- _Short exercise_: Below are the records; copy each line in them that holds the word "CO₃²".

- _Input material_:
# # # # # # #

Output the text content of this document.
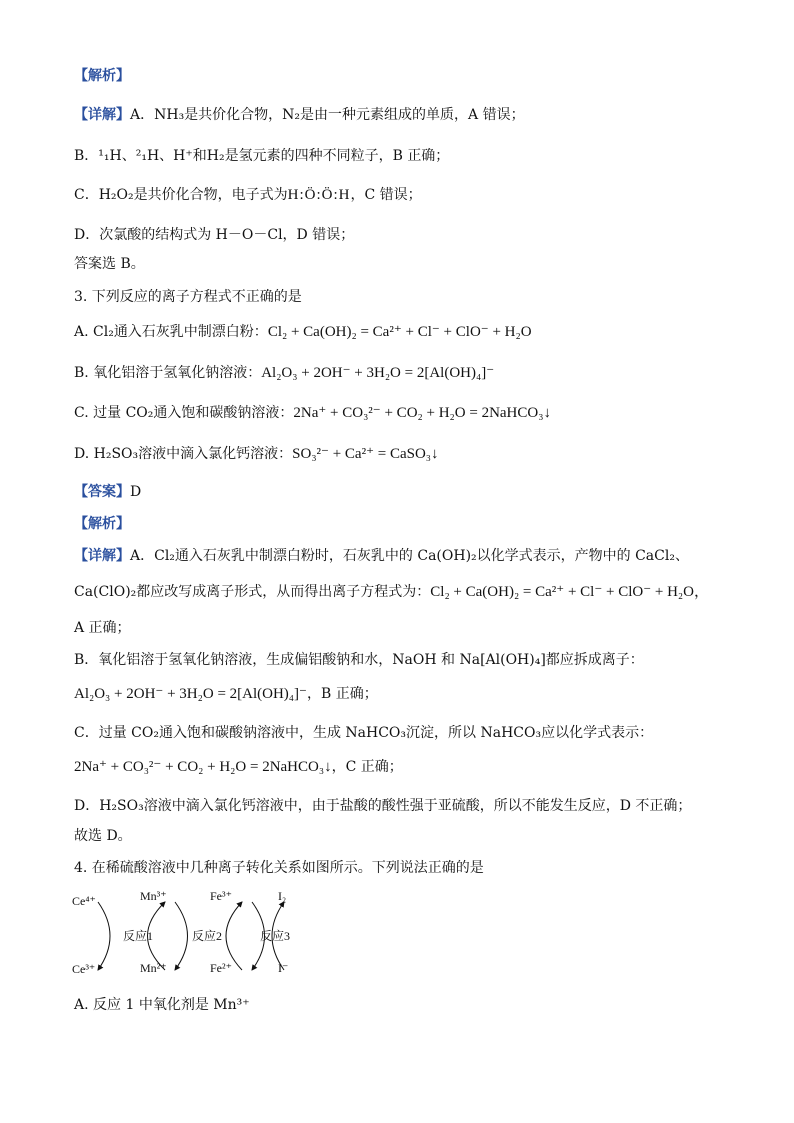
【解析】
【详解】A．NH₃是共价化合物，N₂是由一种元素组成的单质，A 错误；
B．¹₁H、²₁H、H⁺和H₂是氢元素的四种不同粒子，B 正确；
C．H₂O₂是共价化合物，电子式为H:Ö:Ö:H，C 错误；
D．次氯酸的结构式为 H－O－Cl，D 错误；
答案选 B。
3. 下列反应的离子方程式不正确的是
A. Cl₂通入石灰乳中制漂白粉：Cl₂ + Ca(OH)₂ = Ca²⁺ + Cl⁻ + ClO⁻ + H₂O
B. 氧化铝溶于氢氧化钠溶液：Al₂O₃ + 2OH⁻ + 3H₂O = 2[Al(OH)₄]⁻
C. 过量 CO₂通入饱和碳酸钠溶液：2Na⁺ + CO₃²⁻ + CO₂ + H₂O = 2NaHCO₃↓
D. H₂SO₃溶液中滴入氯化钙溶液：SO₃²⁻ + Ca²⁺ = CaSO₃↓
【答案】D
【解析】
【详解】A．Cl₂通入石灰乳中制漂白粉时，石灰乳中的 Ca(OH)₂以化学式表示，产物中的 CaCl₂、
Ca(ClO)₂都应改写成离子形式，从而得出离子方程式为：Cl₂ + Ca(OH)₂ = Ca²⁺ + Cl⁻ + ClO⁻ + H₂O，
A 正确；
B．氧化铝溶于氢氧化钠溶液，生成偏铝酸钠和水，NaOH 和 Na[Al(OH)₄]都应拆成离子：
Al₂O₃ + 2OH⁻ + 3H₂O = 2[Al(OH)₄]⁻，B 正确；
C．过量 CO₂通入饱和碳酸钠溶液中，生成 NaHCO₃沉淀，所以 NaHCO₃应以化学式表示：
2Na⁺ + CO₃²⁻ + CO₂ + H₂O = 2NaHCO₃↓，C 正确；
D．H₂SO₃溶液中滴入氯化钙溶液中，由于盐酸的酸性强于亚硫酸，所以不能发生反应，D 不正确；
故选 D。
4. 在稀硫酸溶液中几种离子转化关系如图所示。下列说法正确的是
Ce⁴⁺
Ce³⁺
Mn³⁺
Mn²⁺
Fe³⁺
Fe²⁺
I₂
I⁻
反应1	反应2	反应3
A. 反应 1 中氧化剂是 Mn³⁺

# # # # # # #

- _Response to this task_:
C. 过量 CO₂通入饱和碳酸钠溶液：2Na⁺ + CO₃²⁻ + CO₂ + H₂O = 2NaHCO₃↓
2Na⁺ + CO₃²⁻ + CO₂ + H₂O = 2NaHCO₃↓，C 正确；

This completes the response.